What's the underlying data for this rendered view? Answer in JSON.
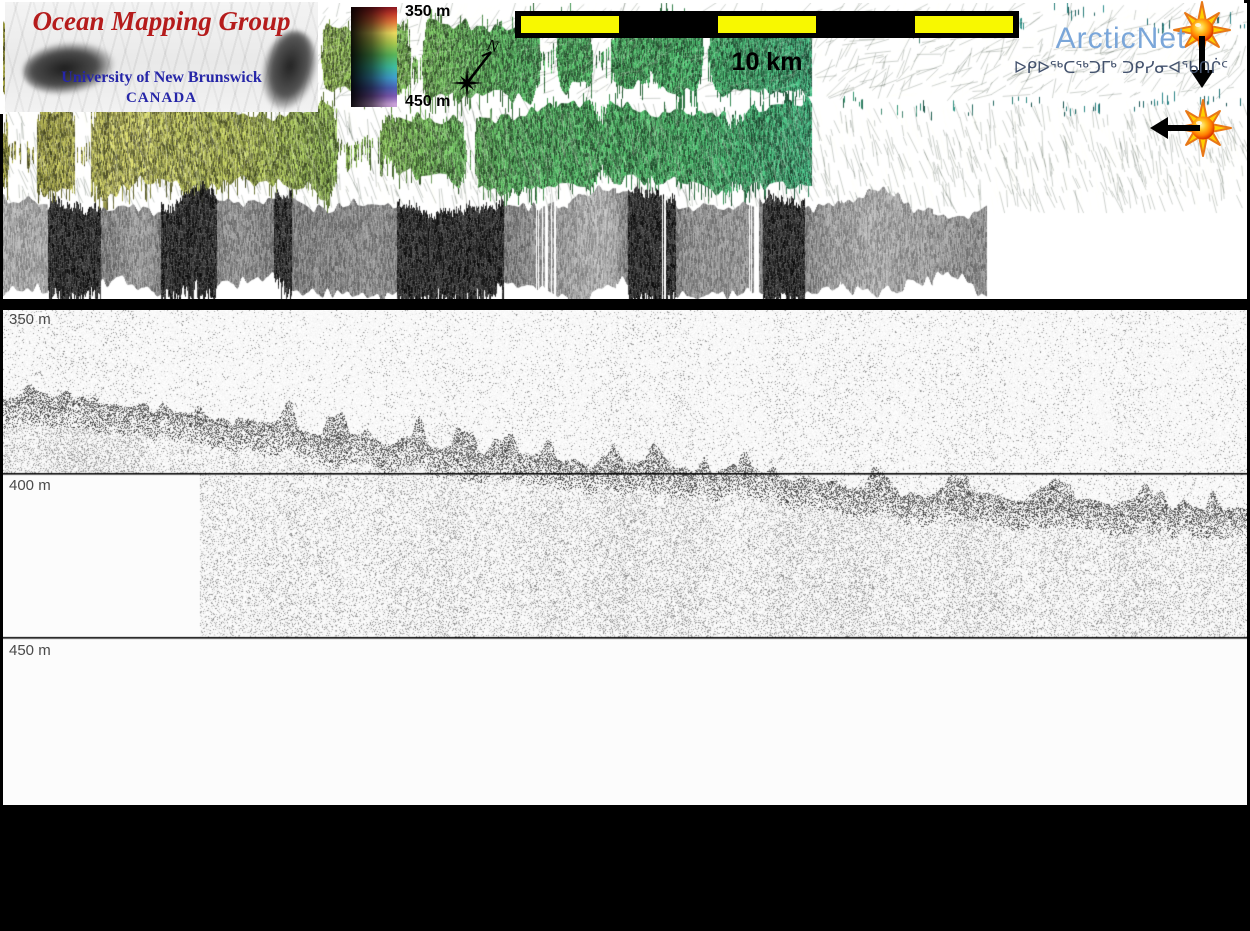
{
  "top_panel": {
    "icons": {
      "sun_down": "sun-with-down-arrow-icon",
      "sun_left": "sun-with-left-arrow-icon"
    }
  },
  "echogram": {
    "label_350": "350 m",
    "label_400": "400 m",
    "label_450": "450 m"
  },
  "footer": {
    "logo": {
      "title": "Ocean Mapping Group",
      "institution": "University of New Brunswick",
      "country": "CANADA"
    },
    "colorbar": {
      "top_label": "350 m",
      "bottom_label": "450 m"
    },
    "compass": {
      "north_label": "N",
      "icon": "north-arrow-icon"
    },
    "scalebar": {
      "label": "10 km",
      "segments": [
        "#F8F800",
        "#000000",
        "#F8F800",
        "#000000",
        "#F8F800"
      ]
    },
    "arcticnet": {
      "wordmark": "ArcticNet",
      "inuktitut": "ᐅᑭᐅᖅᑕᖅᑐᒥᒃ ᑐᑭᓯᓂᐊᖃᑎᒌᑦ"
    }
  },
  "colors": {
    "arcticnet_blue": "#7AA6D9",
    "inuktitut_blue": "#44536E",
    "logo_red": "#B51C1C",
    "logo_blue": "#2626A8",
    "scalebar_yellow": "#F8F800",
    "sun_yellow": "#FFCF00",
    "swath_left_olive": "#8A8A3C",
    "swath_mid_green": "#3F9858",
    "swath_right_teal": "#2E8A8F"
  }
}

[Exercise objective]
Strip the images and reproduce the remaining records precisely.

[Answer]
What's the underlying data for this rendered view? Answer in JSON.
{
  "top_panel": {
    "icons": {
      "sun_down": "sun-with-down-arrow-icon",
      "sun_left": "sun-with-left-arrow-icon"
    }
  },
  "echogram": {
    "label_350": "350 m",
    "label_400": "400 m",
    "label_450": "450 m"
  },
  "footer": {
    "logo": {
      "title": "Ocean Mapping Group",
      "institution": "University of New Brunswick",
      "country": "CANADA"
    },
    "colorbar": {
      "top_label": "350 m",
      "bottom_label": "450 m"
    },
    "compass": {
      "north_label": "N",
      "icon": "north-arrow-icon"
    },
    "scalebar": {
      "label": "10 km",
      "segments": [
        "#F8F800",
        "#000000",
        "#F8F800",
        "#000000",
        "#F8F800"
      ]
    },
    "arcticnet": {
      "wordmark": "ArcticNet",
      "inuktitut": "ᐅᑭᐅᖅᑕᖅᑐᒥᒃ ᑐᑭᓯᓂᐊᖃᑎᒌᑦ"
    }
  },
  "colors": {
    "arcticnet_blue": "#7AA6D9",
    "inuktitut_blue": "#44536E",
    "logo_red": "#B51C1C",
    "logo_blue": "#2626A8",
    "scalebar_yellow": "#F8F800",
    "sun_yellow": "#FFCF00",
    "swath_left_olive": "#8A8A3C",
    "swath_mid_green": "#3F9858",
    "swath_right_teal": "#2E8A8F"
  }
}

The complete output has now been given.